→ BRIEF 1
Copy out the stretch of the Deja posts from "I believe that it is posable" through "alternatives to Deja.", word for word.

→ DOCUMENT EXCERPT
⟨
Oper on the Nightstar
Sounds like the consumer-ratings strategy Deja's moved to hasn't been working and they're grabbing at any idea that might, might, might catch on and get them more page views and ad revenue.
Incidentally, it's a touch arrogant of them to use a generically-named header field that other, more scrupulous Usenet archivers would use, as their opt-out trigger now that they're in the business of editing people's posts without consent. Maybe folks just don't want their posts archived by Deja in light of something like this.
And for the record, it most certainly does give the appearance of being a hyperlink created by the post's author. Putting ads and links in a aidebar--even right next to the relevant line in the post--would not.
It's certainly creative on their part, but it's not going to be the "innovation" that saves them. Deja's move away from straight Usenet webification to being a product and service rating site was a good idea. Their big problem is that their interface design is more convoluted than their competitors'. And more convoluted than a newsreader, which is no easy feat.
You'd think they'd have hired an interface designer by now. Maybe they've never talked to regular users or held any focus groups.
Since Deja is so well entrenched, I believe that it is economically infeasible to start another advertiser supported Usenet archiving search engine, to compete with Deja. I think the only you can create an alternative to Deja is to start a user supported service. A service where Users pay the bills! In this type of service only a business that listens to it users stays in business. Or too put it this way, if you don't like the service of your local broadcast television station you complain, if you don't like your ISP you complain. I bet on average the ISP listens allot better to users than television station. Television stations listen to advertisers well.
I believe that it is posable to start a user supported Usenet archiving search engine. I am a computer professional who uses Usenet for my personal and professional use. I am willing to pay between $5 and $10 per month for an advertising free premium service. I would expect to receive users friendly features such as the ability to download whole threads at a time, along with others.
So is anyone willing to take me up on the offer? Or at least we can start a new Usenet group alt.deja.sucks to discuss alternatives to Deja.
Then again, they might link crap to something really interesting, right?
Uwe Wolfgang Radu
My issue is that many people who browse the internet do *not* have half a brain. What will those people think when my USENET article is marked up, without my permission? I can't imagine a *lot* of people I know being able to tell the difference between something I authored on USENET (these people probably don't even know what USENET is) and something that they will believe I authored on deja.com.
⟩
→ RECORDS TO USE
⟨
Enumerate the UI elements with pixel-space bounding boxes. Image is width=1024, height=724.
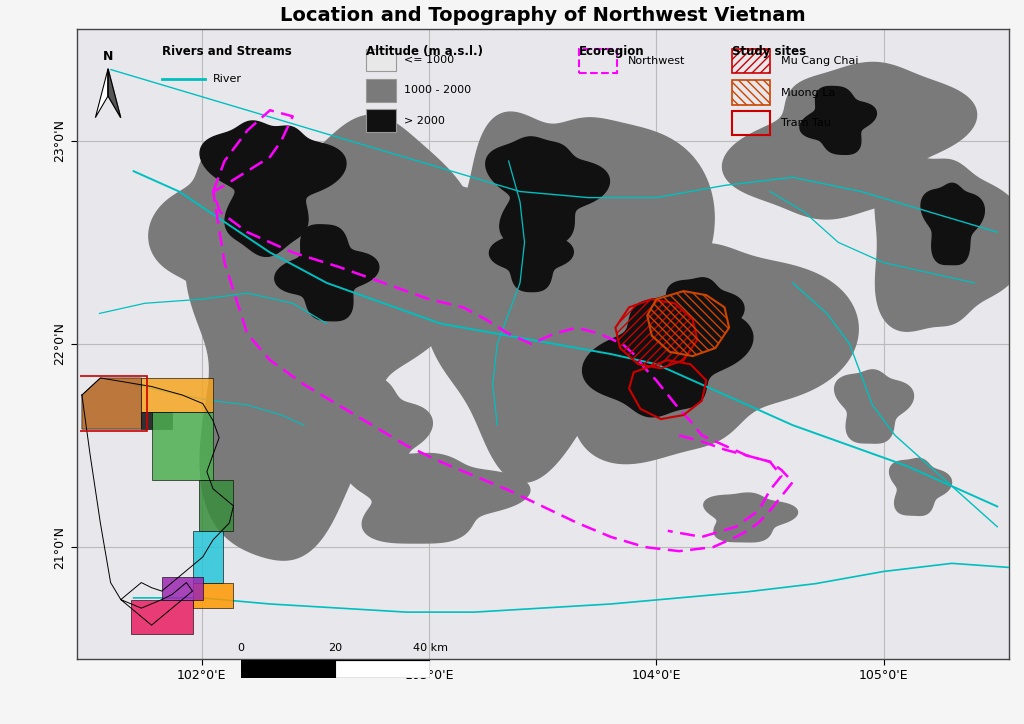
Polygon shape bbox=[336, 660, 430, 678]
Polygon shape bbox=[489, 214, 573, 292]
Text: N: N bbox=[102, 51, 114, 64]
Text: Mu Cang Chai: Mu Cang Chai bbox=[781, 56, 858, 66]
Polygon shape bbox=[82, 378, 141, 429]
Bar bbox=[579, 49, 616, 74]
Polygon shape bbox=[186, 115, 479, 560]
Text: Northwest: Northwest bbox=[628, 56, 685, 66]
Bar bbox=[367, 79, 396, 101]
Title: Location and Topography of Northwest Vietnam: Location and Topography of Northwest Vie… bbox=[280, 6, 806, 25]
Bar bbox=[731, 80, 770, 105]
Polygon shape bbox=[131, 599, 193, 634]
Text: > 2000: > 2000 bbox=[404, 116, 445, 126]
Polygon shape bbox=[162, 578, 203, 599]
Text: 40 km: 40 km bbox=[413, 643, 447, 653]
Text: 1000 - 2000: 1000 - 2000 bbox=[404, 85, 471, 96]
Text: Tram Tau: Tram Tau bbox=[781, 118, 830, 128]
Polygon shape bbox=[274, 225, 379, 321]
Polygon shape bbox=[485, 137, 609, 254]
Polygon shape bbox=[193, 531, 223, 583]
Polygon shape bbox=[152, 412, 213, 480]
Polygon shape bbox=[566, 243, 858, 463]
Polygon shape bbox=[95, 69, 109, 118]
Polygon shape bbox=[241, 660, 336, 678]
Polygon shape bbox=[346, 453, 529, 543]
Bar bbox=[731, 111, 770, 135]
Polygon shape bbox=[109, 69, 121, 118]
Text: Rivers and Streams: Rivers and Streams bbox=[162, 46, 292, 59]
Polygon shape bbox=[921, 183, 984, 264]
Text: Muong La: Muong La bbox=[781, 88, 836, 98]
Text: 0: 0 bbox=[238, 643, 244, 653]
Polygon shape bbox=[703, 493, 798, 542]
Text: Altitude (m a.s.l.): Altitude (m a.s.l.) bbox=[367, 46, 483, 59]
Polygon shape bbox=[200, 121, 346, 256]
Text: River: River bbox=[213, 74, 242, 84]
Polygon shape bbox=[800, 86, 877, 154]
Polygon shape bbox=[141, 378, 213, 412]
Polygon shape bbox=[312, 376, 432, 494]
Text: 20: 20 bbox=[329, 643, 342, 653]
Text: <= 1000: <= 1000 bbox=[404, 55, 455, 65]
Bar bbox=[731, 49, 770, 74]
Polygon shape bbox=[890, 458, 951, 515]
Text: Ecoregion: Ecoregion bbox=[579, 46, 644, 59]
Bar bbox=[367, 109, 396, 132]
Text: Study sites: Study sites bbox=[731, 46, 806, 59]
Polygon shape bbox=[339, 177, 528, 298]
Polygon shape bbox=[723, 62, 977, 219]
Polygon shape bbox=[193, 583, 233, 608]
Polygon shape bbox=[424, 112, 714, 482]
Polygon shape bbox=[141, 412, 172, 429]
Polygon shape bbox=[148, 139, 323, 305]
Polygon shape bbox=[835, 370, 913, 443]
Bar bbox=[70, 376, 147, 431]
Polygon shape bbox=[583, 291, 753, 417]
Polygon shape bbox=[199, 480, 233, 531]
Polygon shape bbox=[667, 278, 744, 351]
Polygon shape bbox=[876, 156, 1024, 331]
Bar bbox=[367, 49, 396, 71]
⟩
⟨
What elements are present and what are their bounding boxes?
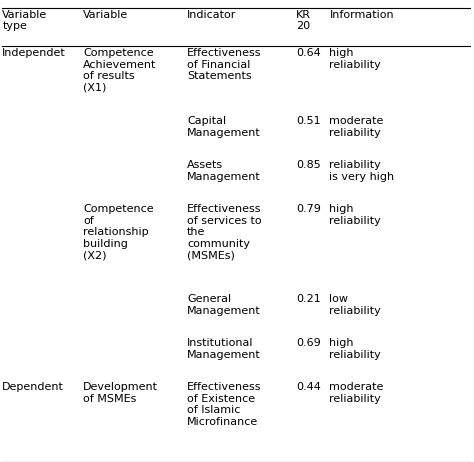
⟩
⟨
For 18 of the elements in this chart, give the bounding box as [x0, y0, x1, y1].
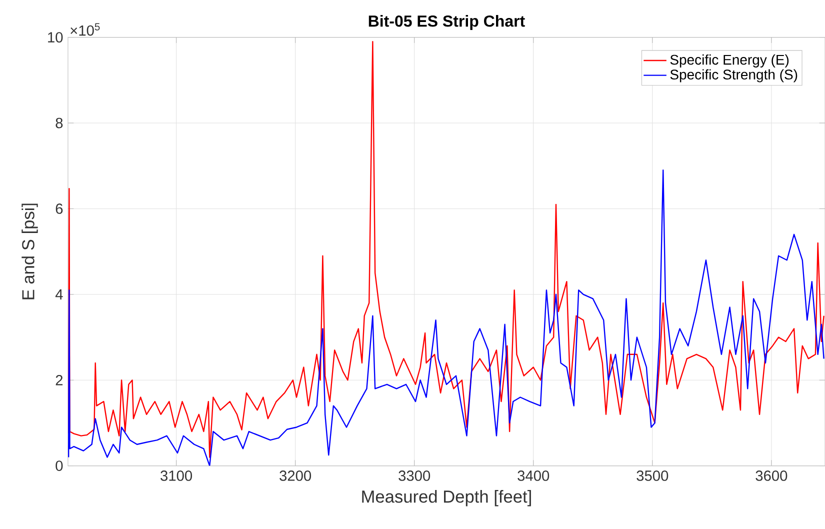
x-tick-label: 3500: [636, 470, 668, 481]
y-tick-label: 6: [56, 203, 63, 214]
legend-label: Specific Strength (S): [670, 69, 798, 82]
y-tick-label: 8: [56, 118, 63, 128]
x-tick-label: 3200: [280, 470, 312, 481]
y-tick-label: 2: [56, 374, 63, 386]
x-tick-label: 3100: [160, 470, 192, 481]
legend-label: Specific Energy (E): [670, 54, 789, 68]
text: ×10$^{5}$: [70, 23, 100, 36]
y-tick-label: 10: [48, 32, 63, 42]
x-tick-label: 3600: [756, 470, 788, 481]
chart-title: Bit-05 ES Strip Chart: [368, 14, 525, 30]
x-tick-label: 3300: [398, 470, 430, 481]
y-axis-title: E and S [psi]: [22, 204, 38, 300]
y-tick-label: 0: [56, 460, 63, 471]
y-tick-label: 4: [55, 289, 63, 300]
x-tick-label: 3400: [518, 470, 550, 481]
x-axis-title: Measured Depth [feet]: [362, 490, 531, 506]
⟩
→ BRIEF 2
Rewrite the stretch of rows from the line containing "For 18 of the" through the line containing "x-axis-title: Measured Depth" as a JSON list of strings, one string per line, with blank lines dropped and the pictures left out.

→ EXPECTED ANSWER 1
I believe that it is posable to start a user supported Usenet archiving search engine. I am a computer professional who uses Usenet for my personal and professional use. I am willing to pay between $5 and $10 per month for an advertising free premium service. I would expect to receive users friendly features such as the ability to download whole threads at a time, along with others.
So is anyone willing to take me up on the offer? Or at least we can start a new Usenet group alt.deja.sucks to discuss alternatives to Deja.

→ EXPECTED ANSWER 2
[
  "For 18 of the elements in this chart, give the bounding box as [x0, y0, x1, y1].",
  "x-tick-label: 3500: [636, 470, 668, 481]",
  "y-tick-label: 6: [56, 203, 63, 214]",
  "legend-label: Specific Strength (S): [670, 69, 798, 82]",
  "y-tick-label: 8: [56, 118, 63, 128]",
  "x-tick-label: 3200: [280, 470, 312, 481]",
  "y-tick-label: 2: [56, 374, 63, 386]",
  "x-tick-label: 3100: [160, 470, 192, 481]",
  "legend-label: Specific Energy (E): [670, 54, 789, 68]",
  "text: ×10$^{5}$: [70, 23, 100, 36]",
  "y-tick-label: 10: [48, 32, 63, 42]",
  "x-tick-label: 3600: [756, 470, 788, 481]",
  "chart-title: Bit-05 ES Strip Chart: [368, 14, 525, 30]",
  "x-tick-label: 3300: [398, 470, 430, 481]",
  "y-axis-title: E and S [psi]: [22, 204, 38, 300]",
  "y-tick-label: 0: [56, 460, 63, 471]",
  "y-tick-label: 4: [55, 289, 63, 300]",
  "x-tick-label: 3400: [518, 470, 550, 481]",
  "x-axis-title: Measured Depth [feet]: [362, 490, 531, 506]"
]